> SET TASK:
Locate every line in the material below that has the word "needs". Copy each of those lines.

[BEGIN INPUT]

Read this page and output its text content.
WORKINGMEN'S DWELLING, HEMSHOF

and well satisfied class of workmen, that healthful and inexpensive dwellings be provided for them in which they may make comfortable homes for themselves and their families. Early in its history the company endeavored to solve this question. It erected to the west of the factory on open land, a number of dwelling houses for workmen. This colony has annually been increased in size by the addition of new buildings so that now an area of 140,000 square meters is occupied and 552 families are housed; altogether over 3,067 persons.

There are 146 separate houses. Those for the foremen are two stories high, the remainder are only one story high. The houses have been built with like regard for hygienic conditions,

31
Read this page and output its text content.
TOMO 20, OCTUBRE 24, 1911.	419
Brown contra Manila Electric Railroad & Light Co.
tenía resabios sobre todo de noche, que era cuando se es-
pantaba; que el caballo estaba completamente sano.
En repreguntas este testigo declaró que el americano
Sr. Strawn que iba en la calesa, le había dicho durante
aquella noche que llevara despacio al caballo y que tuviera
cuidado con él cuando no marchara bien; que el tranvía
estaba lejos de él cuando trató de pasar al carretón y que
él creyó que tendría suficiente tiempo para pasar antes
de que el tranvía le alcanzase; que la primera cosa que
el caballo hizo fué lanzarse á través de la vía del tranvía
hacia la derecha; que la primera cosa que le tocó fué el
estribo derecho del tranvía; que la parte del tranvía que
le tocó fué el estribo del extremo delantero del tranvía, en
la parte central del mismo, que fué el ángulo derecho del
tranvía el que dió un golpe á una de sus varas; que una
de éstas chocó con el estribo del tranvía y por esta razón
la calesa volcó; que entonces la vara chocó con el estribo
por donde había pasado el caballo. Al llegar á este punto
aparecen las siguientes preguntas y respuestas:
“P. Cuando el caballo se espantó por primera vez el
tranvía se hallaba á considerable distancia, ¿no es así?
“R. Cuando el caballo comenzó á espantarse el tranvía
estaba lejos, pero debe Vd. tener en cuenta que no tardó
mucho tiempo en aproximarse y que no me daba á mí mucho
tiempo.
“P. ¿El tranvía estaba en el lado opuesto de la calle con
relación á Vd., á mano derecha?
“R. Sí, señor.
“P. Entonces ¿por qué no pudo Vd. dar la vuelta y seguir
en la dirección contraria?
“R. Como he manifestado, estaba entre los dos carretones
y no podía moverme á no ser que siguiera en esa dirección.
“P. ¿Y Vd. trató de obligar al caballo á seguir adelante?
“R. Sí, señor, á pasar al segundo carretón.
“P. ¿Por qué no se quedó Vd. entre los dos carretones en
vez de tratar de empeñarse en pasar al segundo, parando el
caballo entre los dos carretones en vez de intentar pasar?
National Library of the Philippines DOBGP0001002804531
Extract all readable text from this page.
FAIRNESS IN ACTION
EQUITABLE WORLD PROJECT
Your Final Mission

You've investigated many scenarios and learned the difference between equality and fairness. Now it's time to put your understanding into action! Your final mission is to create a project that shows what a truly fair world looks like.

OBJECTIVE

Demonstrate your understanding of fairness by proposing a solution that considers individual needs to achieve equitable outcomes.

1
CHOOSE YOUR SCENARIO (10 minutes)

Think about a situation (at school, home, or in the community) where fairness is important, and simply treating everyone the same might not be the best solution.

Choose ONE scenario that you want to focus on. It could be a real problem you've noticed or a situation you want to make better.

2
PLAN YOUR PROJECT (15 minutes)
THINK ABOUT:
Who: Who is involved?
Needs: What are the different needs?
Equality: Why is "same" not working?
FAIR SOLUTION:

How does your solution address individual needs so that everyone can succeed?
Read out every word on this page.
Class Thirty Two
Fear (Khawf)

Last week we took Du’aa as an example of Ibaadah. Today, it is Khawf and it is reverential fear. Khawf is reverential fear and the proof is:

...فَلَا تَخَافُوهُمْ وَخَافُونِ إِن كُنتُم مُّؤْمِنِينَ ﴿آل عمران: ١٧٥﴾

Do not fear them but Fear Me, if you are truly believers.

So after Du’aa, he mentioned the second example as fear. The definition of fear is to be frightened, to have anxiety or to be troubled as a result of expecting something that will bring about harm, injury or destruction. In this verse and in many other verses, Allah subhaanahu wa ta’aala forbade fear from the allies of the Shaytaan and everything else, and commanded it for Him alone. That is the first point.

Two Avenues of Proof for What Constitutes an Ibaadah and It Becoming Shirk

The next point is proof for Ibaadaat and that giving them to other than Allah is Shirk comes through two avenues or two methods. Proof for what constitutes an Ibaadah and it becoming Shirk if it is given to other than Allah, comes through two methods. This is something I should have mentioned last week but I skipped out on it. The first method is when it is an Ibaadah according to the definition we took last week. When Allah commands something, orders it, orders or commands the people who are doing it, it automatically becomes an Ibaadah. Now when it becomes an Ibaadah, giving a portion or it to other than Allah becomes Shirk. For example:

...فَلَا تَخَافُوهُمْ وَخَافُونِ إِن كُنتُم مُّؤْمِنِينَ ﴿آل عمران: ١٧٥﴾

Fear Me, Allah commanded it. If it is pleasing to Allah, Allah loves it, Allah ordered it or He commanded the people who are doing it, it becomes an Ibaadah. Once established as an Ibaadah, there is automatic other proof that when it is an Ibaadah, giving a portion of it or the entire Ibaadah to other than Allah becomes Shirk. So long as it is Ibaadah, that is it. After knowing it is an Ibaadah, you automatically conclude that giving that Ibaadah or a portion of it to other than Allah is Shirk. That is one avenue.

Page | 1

[END INPUT]

> COMPLETED TASK:
Demonstrate your understanding of fairness by proposing a solution that considers individual needs to achieve equitable outcomes.
Needs: What are the different needs?
How does your solution address individual needs so that everyone can succeed?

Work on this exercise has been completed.